> [EXERCISE GOAL]: Count the lines in the entries below that contain the word "label", matching its case exactly, and reply with the number alone.

> [THE RECORDS]:
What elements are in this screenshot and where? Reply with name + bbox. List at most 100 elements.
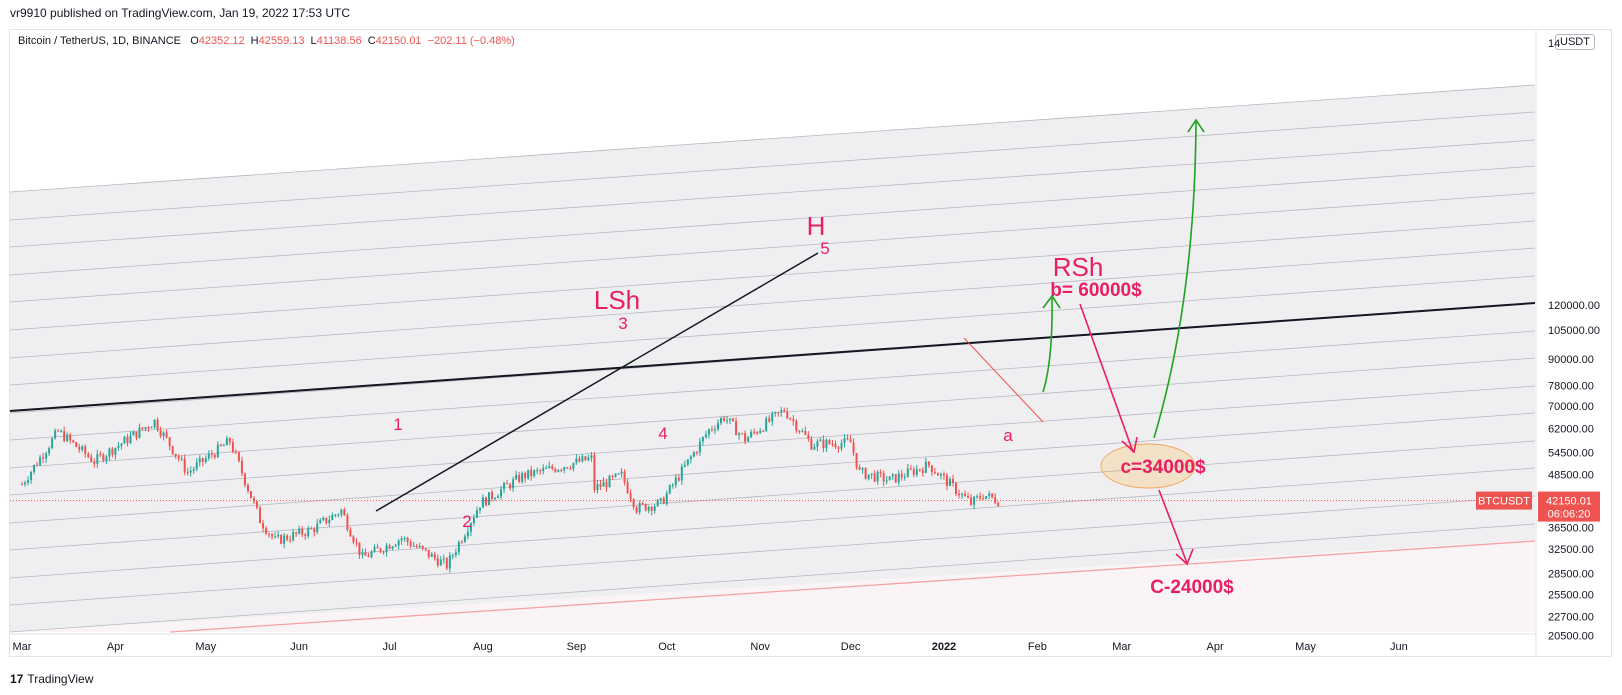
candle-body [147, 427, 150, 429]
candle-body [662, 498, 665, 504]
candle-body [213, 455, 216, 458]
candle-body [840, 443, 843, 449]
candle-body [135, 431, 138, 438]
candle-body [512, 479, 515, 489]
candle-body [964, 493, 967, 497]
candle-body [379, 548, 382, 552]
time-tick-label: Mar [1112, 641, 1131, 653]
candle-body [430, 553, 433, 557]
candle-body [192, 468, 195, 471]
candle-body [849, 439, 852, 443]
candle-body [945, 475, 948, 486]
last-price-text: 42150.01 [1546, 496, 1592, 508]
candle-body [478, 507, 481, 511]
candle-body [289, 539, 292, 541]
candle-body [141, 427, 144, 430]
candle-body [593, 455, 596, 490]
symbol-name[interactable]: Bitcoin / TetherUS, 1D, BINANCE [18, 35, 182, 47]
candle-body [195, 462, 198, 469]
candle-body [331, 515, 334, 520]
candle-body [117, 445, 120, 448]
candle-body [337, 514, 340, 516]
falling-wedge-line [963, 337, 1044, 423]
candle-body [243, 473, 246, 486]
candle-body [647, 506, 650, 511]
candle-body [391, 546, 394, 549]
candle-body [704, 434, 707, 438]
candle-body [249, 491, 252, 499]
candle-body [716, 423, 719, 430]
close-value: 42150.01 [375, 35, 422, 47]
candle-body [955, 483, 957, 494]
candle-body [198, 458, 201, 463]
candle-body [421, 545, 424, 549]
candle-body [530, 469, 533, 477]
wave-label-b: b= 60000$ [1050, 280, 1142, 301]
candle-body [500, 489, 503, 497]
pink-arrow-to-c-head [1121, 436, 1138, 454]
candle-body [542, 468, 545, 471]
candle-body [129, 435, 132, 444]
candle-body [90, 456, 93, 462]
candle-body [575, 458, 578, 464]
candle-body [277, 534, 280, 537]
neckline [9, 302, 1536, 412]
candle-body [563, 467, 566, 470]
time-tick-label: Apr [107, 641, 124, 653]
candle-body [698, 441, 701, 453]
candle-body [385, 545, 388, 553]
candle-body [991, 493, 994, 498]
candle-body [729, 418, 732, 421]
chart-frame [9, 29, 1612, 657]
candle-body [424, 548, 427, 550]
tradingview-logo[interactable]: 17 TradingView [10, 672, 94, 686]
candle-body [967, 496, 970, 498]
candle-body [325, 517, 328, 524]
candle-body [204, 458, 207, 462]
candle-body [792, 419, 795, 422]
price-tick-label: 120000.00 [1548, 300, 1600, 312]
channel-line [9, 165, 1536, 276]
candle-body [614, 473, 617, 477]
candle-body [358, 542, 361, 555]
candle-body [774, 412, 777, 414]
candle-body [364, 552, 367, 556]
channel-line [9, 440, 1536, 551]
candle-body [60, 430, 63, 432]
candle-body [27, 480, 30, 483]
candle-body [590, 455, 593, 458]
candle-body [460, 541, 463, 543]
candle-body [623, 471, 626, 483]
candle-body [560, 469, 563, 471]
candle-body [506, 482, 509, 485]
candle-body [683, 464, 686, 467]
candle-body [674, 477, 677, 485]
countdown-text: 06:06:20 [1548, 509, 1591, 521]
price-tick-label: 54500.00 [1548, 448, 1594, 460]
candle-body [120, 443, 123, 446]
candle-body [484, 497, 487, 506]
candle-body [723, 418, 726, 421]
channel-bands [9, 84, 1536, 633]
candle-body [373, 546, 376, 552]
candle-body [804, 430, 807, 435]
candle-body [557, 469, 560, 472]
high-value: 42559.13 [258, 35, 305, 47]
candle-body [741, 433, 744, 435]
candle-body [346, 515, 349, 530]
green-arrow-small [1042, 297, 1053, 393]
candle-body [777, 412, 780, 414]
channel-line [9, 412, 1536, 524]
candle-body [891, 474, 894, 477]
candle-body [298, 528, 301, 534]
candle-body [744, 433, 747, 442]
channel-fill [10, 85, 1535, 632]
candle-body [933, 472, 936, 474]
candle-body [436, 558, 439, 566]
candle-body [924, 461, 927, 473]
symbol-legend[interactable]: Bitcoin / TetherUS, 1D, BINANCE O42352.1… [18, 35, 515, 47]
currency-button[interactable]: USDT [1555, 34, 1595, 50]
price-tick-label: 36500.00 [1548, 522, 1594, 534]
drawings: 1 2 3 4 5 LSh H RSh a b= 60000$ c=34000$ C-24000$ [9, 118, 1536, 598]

* * *

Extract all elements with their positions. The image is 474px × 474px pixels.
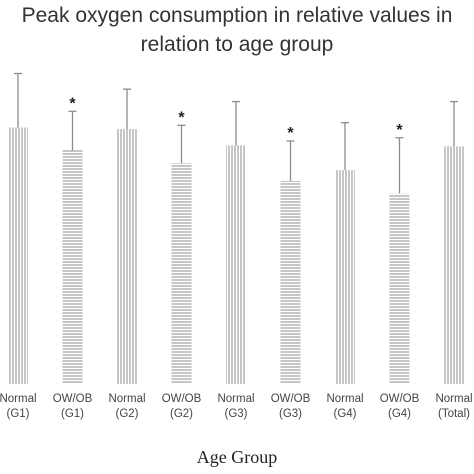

> [SOLUTION FOR THIS EXERCISE]: 6